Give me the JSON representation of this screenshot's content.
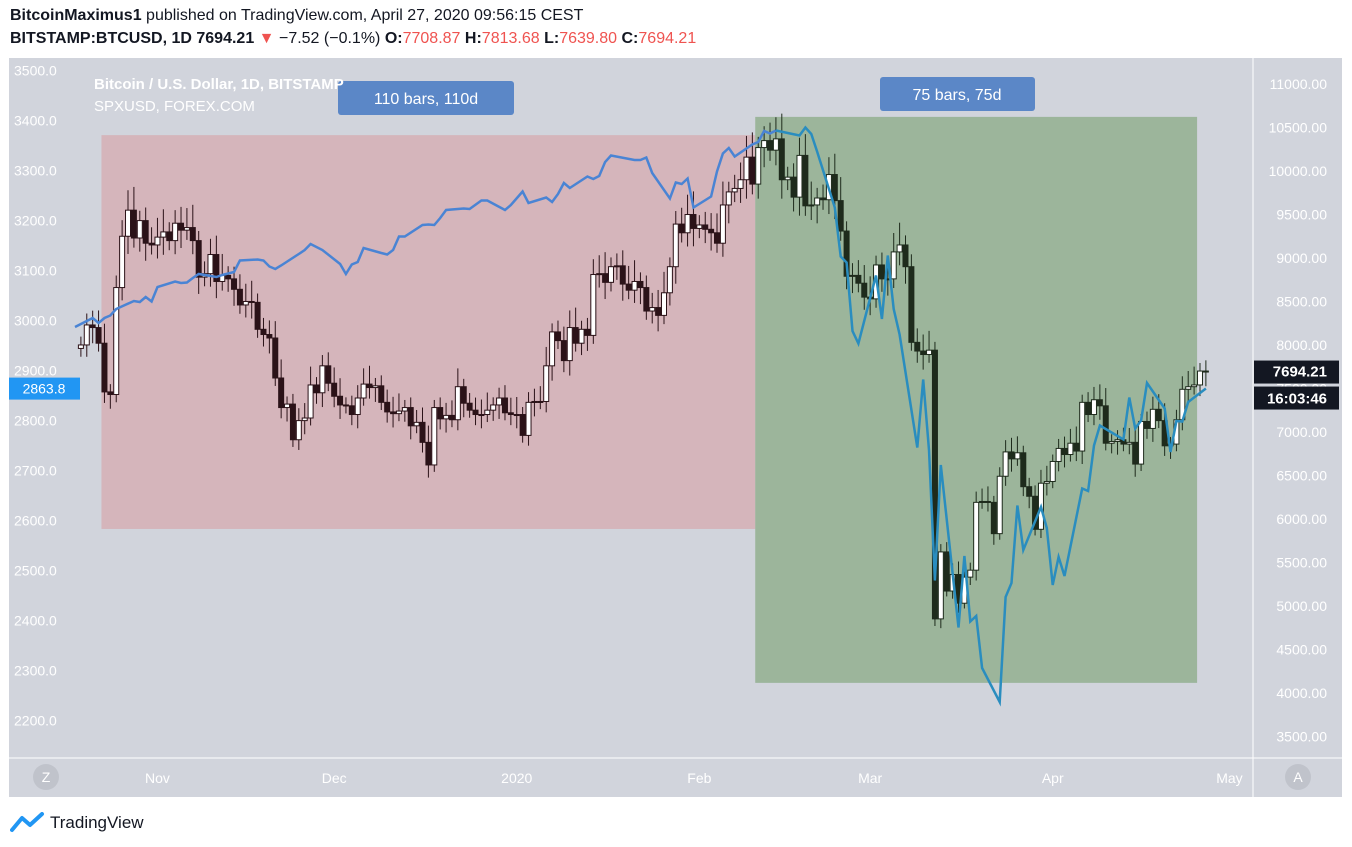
{
  "header": {
    "author": "BitcoinMaximus1",
    "published": "published on TradingView.com, April 27, 2020 09:56:15 CEST",
    "symbol": "BITSTAMP:BTCUSD, 1D",
    "last": "7694.21",
    "down_arrow": "▼",
    "change": "−7.52 (−0.1%)",
    "o_label": "O:",
    "o_val": "7708.87",
    "h_label": "H:",
    "h_val": "7813.68",
    "l_label": "L:",
    "l_val": "7639.80",
    "c_label": "C:",
    "c_val": "7694.21"
  },
  "legend": {
    "main": "Bitcoin / U.S. Dollar, 1D, BITSTAMP",
    "compare": "SPXUSD, FOREX.COM"
  },
  "ranges": [
    {
      "label": "110 bars, 110d",
      "color": "#d5b5bb",
      "start": "2019-10-23",
      "end": "2020-02-10"
    },
    {
      "label": "75 bars, 75d",
      "color": "#9cb59b",
      "start": "2020-02-11",
      "end": "2020-04-25"
    }
  ],
  "badges": {
    "left_value": "2863.8",
    "price": "7694.21",
    "countdown": "16:03:46",
    "z_button": "Z",
    "a_button": "A"
  },
  "footer": {
    "brand": "TradingView"
  },
  "colors": {
    "background": "#d1d4dc",
    "spx_line_before": "#4a84d4",
    "spx_line_after": "#2a8dbf",
    "candle_before": "#2b1218",
    "candle_after": "#1e2b1c",
    "label_box": "#5b87c7",
    "left_badge": "#2196f3",
    "right_badge": "#131722"
  },
  "chart_data": {
    "type": "candlestick",
    "title": "Bitcoin / U.S. Dollar, 1D, BITSTAMP",
    "left_axis": {
      "label": "SPXUSD",
      "ticks": [
        "3500.0",
        "3400.0",
        "3300.0",
        "3200.0",
        "3100.0",
        "3000.0",
        "2900.0",
        "2800.0",
        "2700.0",
        "2600.0",
        "2500.0",
        "2400.0",
        "2300.0",
        "2200.0"
      ],
      "ylim": [
        2125,
        3525
      ]
    },
    "right_axis": {
      "label": "BTCUSD",
      "ticks": [
        "11000.00",
        "10500.00",
        "10000.00",
        "9500.00",
        "9000.00",
        "8500.00",
        "8000.00",
        "7500.00",
        "7000.00",
        "6500.00",
        "6000.00",
        "5500.00",
        "5000.00",
        "4500.00",
        "4000.00",
        "3500.00"
      ],
      "ylim": [
        3250,
        11300
      ]
    },
    "x_axis": {
      "ticks": [
        "Nov",
        "Dec",
        "2020",
        "Feb",
        "Mar",
        "Apr",
        "May"
      ],
      "tick_dates": [
        "2019-11-01",
        "2019-12-01",
        "2020-01-01",
        "2020-02-01",
        "2020-03-01",
        "2020-04-01",
        "2020-05-01"
      ],
      "range": [
        "2019-10-18",
        "2020-05-05"
      ]
    },
    "btc_close": [
      [
        "2019-10-19",
        8000
      ],
      [
        "2019-10-20",
        8230
      ],
      [
        "2019-10-21",
        8200
      ],
      [
        "2019-10-22",
        8020
      ],
      [
        "2019-10-23",
        7460
      ],
      [
        "2019-10-24",
        7430
      ],
      [
        "2019-10-25",
        8660
      ],
      [
        "2019-10-26",
        9250
      ],
      [
        "2019-10-27",
        9550
      ],
      [
        "2019-10-28",
        9230
      ],
      [
        "2019-10-29",
        9430
      ],
      [
        "2019-10-30",
        9170
      ],
      [
        "2019-10-31",
        9150
      ],
      [
        "2019-11-01",
        9240
      ],
      [
        "2019-11-02",
        9300
      ],
      [
        "2019-11-03",
        9200
      ],
      [
        "2019-11-04",
        9400
      ],
      [
        "2019-11-05",
        9320
      ],
      [
        "2019-11-06",
        9350
      ],
      [
        "2019-11-07",
        9200
      ],
      [
        "2019-11-08",
        8780
      ],
      [
        "2019-11-09",
        8820
      ],
      [
        "2019-11-10",
        9040
      ],
      [
        "2019-11-11",
        8730
      ],
      [
        "2019-11-12",
        8800
      ],
      [
        "2019-11-13",
        8760
      ],
      [
        "2019-11-14",
        8640
      ],
      [
        "2019-11-15",
        8460
      ],
      [
        "2019-11-16",
        8500
      ],
      [
        "2019-11-17",
        8490
      ],
      [
        "2019-11-18",
        8180
      ],
      [
        "2019-11-19",
        8120
      ],
      [
        "2019-11-20",
        8080
      ],
      [
        "2019-11-21",
        7620
      ],
      [
        "2019-11-22",
        7280
      ],
      [
        "2019-11-23",
        7320
      ],
      [
        "2019-11-24",
        6910
      ],
      [
        "2019-11-25",
        7130
      ],
      [
        "2019-11-26",
        7160
      ],
      [
        "2019-11-27",
        7540
      ],
      [
        "2019-11-28",
        7450
      ],
      [
        "2019-11-29",
        7760
      ],
      [
        "2019-11-30",
        7560
      ],
      [
        "2019-12-01",
        7410
      ],
      [
        "2019-12-02",
        7310
      ],
      [
        "2019-12-03",
        7300
      ],
      [
        "2019-12-04",
        7200
      ],
      [
        "2019-12-05",
        7390
      ],
      [
        "2019-12-06",
        7550
      ],
      [
        "2019-12-07",
        7510
      ],
      [
        "2019-12-08",
        7530
      ],
      [
        "2019-12-09",
        7340
      ],
      [
        "2019-12-10",
        7230
      ],
      [
        "2019-12-11",
        7210
      ],
      [
        "2019-12-12",
        7240
      ],
      [
        "2019-12-13",
        7280
      ],
      [
        "2019-12-14",
        7070
      ],
      [
        "2019-12-15",
        7110
      ],
      [
        "2019-12-16",
        6880
      ],
      [
        "2019-12-17",
        6620
      ],
      [
        "2019-12-18",
        7280
      ],
      [
        "2019-12-19",
        7150
      ],
      [
        "2019-12-20",
        7190
      ],
      [
        "2019-12-21",
        7140
      ],
      [
        "2019-12-22",
        7520
      ],
      [
        "2019-12-23",
        7330
      ],
      [
        "2019-12-24",
        7250
      ],
      [
        "2019-12-25",
        7200
      ],
      [
        "2019-12-26",
        7200
      ],
      [
        "2019-12-27",
        7250
      ],
      [
        "2019-12-28",
        7310
      ],
      [
        "2019-12-29",
        7390
      ],
      [
        "2019-12-30",
        7220
      ],
      [
        "2019-12-31",
        7200
      ],
      [
        "2020-01-01",
        7200
      ],
      [
        "2020-01-02",
        6960
      ],
      [
        "2020-01-03",
        7340
      ],
      [
        "2020-01-04",
        7350
      ],
      [
        "2020-01-05",
        7350
      ],
      [
        "2020-01-06",
        7760
      ],
      [
        "2020-01-07",
        8150
      ],
      [
        "2020-01-08",
        8050
      ],
      [
        "2020-01-09",
        7820
      ],
      [
        "2020-01-10",
        8200
      ],
      [
        "2020-01-11",
        8020
      ],
      [
        "2020-01-12",
        8180
      ],
      [
        "2020-01-13",
        8110
      ],
      [
        "2020-01-14",
        8810
      ],
      [
        "2020-01-15",
        8820
      ],
      [
        "2020-01-16",
        8720
      ],
      [
        "2020-01-17",
        8900
      ],
      [
        "2020-01-18",
        8910
      ],
      [
        "2020-01-19",
        8700
      ],
      [
        "2020-01-20",
        8630
      ],
      [
        "2020-01-21",
        8730
      ],
      [
        "2020-01-22",
        8660
      ],
      [
        "2020-01-23",
        8390
      ],
      [
        "2020-01-24",
        8430
      ],
      [
        "2020-01-25",
        8340
      ],
      [
        "2020-01-26",
        8600
      ],
      [
        "2020-01-27",
        8900
      ],
      [
        "2020-01-28",
        9390
      ],
      [
        "2020-01-29",
        9290
      ],
      [
        "2020-01-30",
        9500
      ],
      [
        "2020-01-31",
        9340
      ],
      [
        "2020-02-01",
        9380
      ],
      [
        "2020-02-02",
        9330
      ],
      [
        "2020-02-03",
        9290
      ],
      [
        "2020-02-04",
        9170
      ],
      [
        "2020-02-05",
        9610
      ],
      [
        "2020-02-06",
        9760
      ],
      [
        "2020-02-07",
        9800
      ],
      [
        "2020-02-08",
        9900
      ],
      [
        "2020-02-09",
        10160
      ],
      [
        "2020-02-10",
        9850
      ],
      [
        "2020-02-11",
        10270
      ],
      [
        "2020-02-12",
        10350
      ],
      [
        "2020-02-13",
        10240
      ],
      [
        "2020-02-14",
        10370
      ],
      [
        "2020-02-15",
        9900
      ],
      [
        "2020-02-16",
        9930
      ],
      [
        "2020-02-17",
        9700
      ],
      [
        "2020-02-18",
        10180
      ],
      [
        "2020-02-19",
        9600
      ],
      [
        "2020-02-20",
        9610
      ],
      [
        "2020-02-21",
        9690
      ],
      [
        "2020-02-22",
        9670
      ],
      [
        "2020-02-23",
        9960
      ],
      [
        "2020-02-24",
        9660
      ],
      [
        "2020-02-25",
        9310
      ],
      [
        "2020-02-26",
        8790
      ],
      [
        "2020-02-27",
        8800
      ],
      [
        "2020-02-28",
        8710
      ],
      [
        "2020-02-29",
        8550
      ],
      [
        "2020-03-01",
        8530
      ],
      [
        "2020-03-02",
        8920
      ],
      [
        "2020-03-03",
        8760
      ],
      [
        "2020-03-04",
        8760
      ],
      [
        "2020-03-05",
        9070
      ],
      [
        "2020-03-06",
        9150
      ],
      [
        "2020-03-07",
        8900
      ],
      [
        "2020-03-08",
        8030
      ],
      [
        "2020-03-09",
        7930
      ],
      [
        "2020-03-10",
        7890
      ],
      [
        "2020-03-11",
        7940
      ],
      [
        "2020-03-12",
        4850
      ],
      [
        "2020-03-13",
        5620
      ],
      [
        "2020-03-14",
        5170
      ],
      [
        "2020-03-15",
        5360
      ],
      [
        "2020-03-16",
        5030
      ],
      [
        "2020-03-17",
        5330
      ],
      [
        "2020-03-18",
        5410
      ],
      [
        "2020-03-19",
        6190
      ],
      [
        "2020-03-20",
        6200
      ],
      [
        "2020-03-21",
        6190
      ],
      [
        "2020-03-22",
        5830
      ],
      [
        "2020-03-23",
        6490
      ],
      [
        "2020-03-24",
        6770
      ],
      [
        "2020-03-25",
        6690
      ],
      [
        "2020-03-26",
        6760
      ],
      [
        "2020-03-27",
        6370
      ],
      [
        "2020-03-28",
        6260
      ],
      [
        "2020-03-29",
        5880
      ],
      [
        "2020-03-30",
        6410
      ],
      [
        "2020-03-31",
        6430
      ],
      [
        "2020-04-01",
        6660
      ],
      [
        "2020-04-02",
        6810
      ],
      [
        "2020-04-03",
        6740
      ],
      [
        "2020-04-04",
        6870
      ],
      [
        "2020-04-05",
        6780
      ],
      [
        "2020-04-06",
        7340
      ],
      [
        "2020-04-07",
        7200
      ],
      [
        "2020-04-08",
        7370
      ],
      [
        "2020-04-09",
        7300
      ],
      [
        "2020-04-10",
        6870
      ],
      [
        "2020-04-11",
        6890
      ],
      [
        "2020-04-12",
        6910
      ],
      [
        "2020-04-13",
        6860
      ],
      [
        "2020-04-14",
        6880
      ],
      [
        "2020-04-15",
        6630
      ],
      [
        "2020-04-16",
        7120
      ],
      [
        "2020-04-17",
        7040
      ],
      [
        "2020-04-18",
        7260
      ],
      [
        "2020-04-19",
        7130
      ],
      [
        "2020-04-20",
        6840
      ],
      [
        "2020-04-21",
        6860
      ],
      [
        "2020-04-22",
        7140
      ],
      [
        "2020-04-23",
        7490
      ],
      [
        "2020-04-24",
        7520
      ],
      [
        "2020-04-25",
        7540
      ],
      [
        "2020-04-26",
        7700
      ],
      [
        "2020-04-27",
        7694.21
      ]
    ],
    "spx_close": [
      [
        "2019-10-18",
        2987
      ],
      [
        "2019-10-21",
        3005
      ],
      [
        "2019-10-22",
        2995
      ],
      [
        "2019-10-23",
        3005
      ],
      [
        "2019-10-24",
        3010
      ],
      [
        "2019-10-25",
        3023
      ],
      [
        "2019-10-28",
        3039
      ],
      [
        "2019-10-29",
        3037
      ],
      [
        "2019-10-30",
        3047
      ],
      [
        "2019-10-31",
        3038
      ],
      [
        "2019-11-01",
        3067
      ],
      [
        "2019-11-04",
        3078
      ],
      [
        "2019-11-05",
        3075
      ],
      [
        "2019-11-06",
        3076
      ],
      [
        "2019-11-07",
        3085
      ],
      [
        "2019-11-08",
        3093
      ],
      [
        "2019-11-11",
        3087
      ],
      [
        "2019-11-12",
        3091
      ],
      [
        "2019-11-13",
        3094
      ],
      [
        "2019-11-14",
        3097
      ],
      [
        "2019-11-15",
        3120
      ],
      [
        "2019-11-18",
        3122
      ],
      [
        "2019-11-19",
        3120
      ],
      [
        "2019-11-20",
        3108
      ],
      [
        "2019-11-21",
        3103
      ],
      [
        "2019-11-22",
        3110
      ],
      [
        "2019-11-25",
        3133
      ],
      [
        "2019-11-26",
        3141
      ],
      [
        "2019-11-27",
        3153
      ],
      [
        "2019-11-29",
        3141
      ],
      [
        "2019-12-02",
        3113
      ],
      [
        "2019-12-03",
        3093
      ],
      [
        "2019-12-04",
        3112
      ],
      [
        "2019-12-05",
        3117
      ],
      [
        "2019-12-06",
        3145
      ],
      [
        "2019-12-09",
        3135
      ],
      [
        "2019-12-10",
        3132
      ],
      [
        "2019-12-11",
        3141
      ],
      [
        "2019-12-12",
        3168
      ],
      [
        "2019-12-13",
        3168
      ],
      [
        "2019-12-16",
        3191
      ],
      [
        "2019-12-17",
        3192
      ],
      [
        "2019-12-18",
        3191
      ],
      [
        "2019-12-19",
        3205
      ],
      [
        "2019-12-20",
        3221
      ],
      [
        "2019-12-23",
        3224
      ],
      [
        "2019-12-24",
        3223
      ],
      [
        "2019-12-26",
        3240
      ],
      [
        "2019-12-27",
        3240
      ],
      [
        "2019-12-30",
        3221
      ],
      [
        "2019-12-31",
        3231
      ],
      [
        "2020-01-02",
        3258
      ],
      [
        "2020-01-03",
        3235
      ],
      [
        "2020-01-06",
        3246
      ],
      [
        "2020-01-07",
        3237
      ],
      [
        "2020-01-08",
        3253
      ],
      [
        "2020-01-09",
        3275
      ],
      [
        "2020-01-10",
        3265
      ],
      [
        "2020-01-13",
        3288
      ],
      [
        "2020-01-14",
        3283
      ],
      [
        "2020-01-15",
        3289
      ],
      [
        "2020-01-16",
        3317
      ],
      [
        "2020-01-17",
        3330
      ],
      [
        "2020-01-21",
        3321
      ],
      [
        "2020-01-22",
        3321
      ],
      [
        "2020-01-23",
        3326
      ],
      [
        "2020-01-24",
        3295
      ],
      [
        "2020-01-27",
        3244
      ],
      [
        "2020-01-28",
        3276
      ],
      [
        "2020-01-29",
        3273
      ],
      [
        "2020-01-30",
        3284
      ],
      [
        "2020-01-31",
        3226
      ],
      [
        "2020-02-03",
        3248
      ],
      [
        "2020-02-04",
        3298
      ],
      [
        "2020-02-05",
        3334
      ],
      [
        "2020-02-06",
        3345
      ],
      [
        "2020-02-07",
        3328
      ],
      [
        "2020-02-10",
        3352
      ],
      [
        "2020-02-11",
        3357
      ],
      [
        "2020-02-12",
        3379
      ],
      [
        "2020-02-13",
        3374
      ],
      [
        "2020-02-14",
        3380
      ],
      [
        "2020-02-18",
        3370
      ],
      [
        "2020-02-19",
        3386
      ],
      [
        "2020-02-20",
        3373
      ],
      [
        "2020-02-21",
        3338
      ],
      [
        "2020-02-24",
        3226
      ],
      [
        "2020-02-25",
        3128
      ],
      [
        "2020-02-26",
        3116
      ],
      [
        "2020-02-27",
        2979
      ],
      [
        "2020-02-28",
        2954
      ],
      [
        "2020-03-02",
        3090
      ],
      [
        "2020-03-03",
        3003
      ],
      [
        "2020-03-04",
        3130
      ],
      [
        "2020-03-05",
        3023
      ],
      [
        "2020-03-06",
        2972
      ],
      [
        "2020-03-09",
        2746
      ],
      [
        "2020-03-10",
        2882
      ],
      [
        "2020-03-11",
        2741
      ],
      [
        "2020-03-12",
        2480
      ],
      [
        "2020-03-13",
        2711
      ],
      [
        "2020-03-16",
        2386
      ],
      [
        "2020-03-17",
        2529
      ],
      [
        "2020-03-18",
        2398
      ],
      [
        "2020-03-19",
        2409
      ],
      [
        "2020-03-20",
        2305
      ],
      [
        "2020-03-23",
        2237
      ],
      [
        "2020-03-24",
        2447
      ],
      [
        "2020-03-25",
        2475
      ],
      [
        "2020-03-26",
        2630
      ],
      [
        "2020-03-27",
        2541
      ],
      [
        "2020-03-30",
        2627
      ],
      [
        "2020-03-31",
        2585
      ],
      [
        "2020-04-01",
        2471
      ],
      [
        "2020-04-02",
        2527
      ],
      [
        "2020-04-03",
        2489
      ],
      [
        "2020-04-06",
        2664
      ],
      [
        "2020-04-07",
        2659
      ],
      [
        "2020-04-08",
        2750
      ],
      [
        "2020-04-09",
        2790
      ],
      [
        "2020-04-13",
        2762
      ],
      [
        "2020-04-14",
        2846
      ],
      [
        "2020-04-15",
        2784
      ],
      [
        "2020-04-16",
        2800
      ],
      [
        "2020-04-17",
        2875
      ],
      [
        "2020-04-20",
        2824
      ],
      [
        "2020-04-21",
        2737
      ],
      [
        "2020-04-22",
        2799
      ],
      [
        "2020-04-23",
        2798
      ],
      [
        "2020-04-24",
        2837
      ],
      [
        "2020-04-27",
        2864
      ]
    ]
  }
}
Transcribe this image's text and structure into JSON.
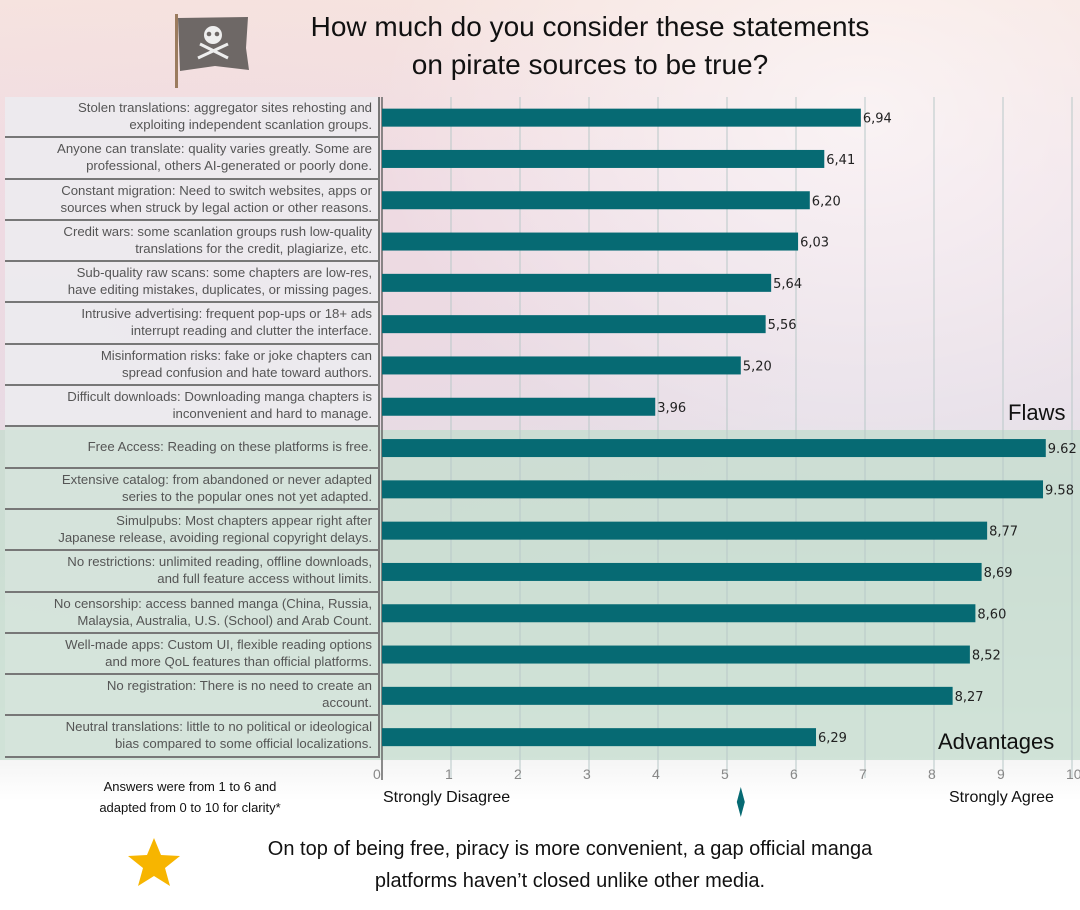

-*-

**What is asked:**
Each line in the entries above that includes the string "JSON" should be extracted.

**Finished answer:**
Give me the JSON representation of this screenshot's content.
Transcribe this image's text and structure into JSON.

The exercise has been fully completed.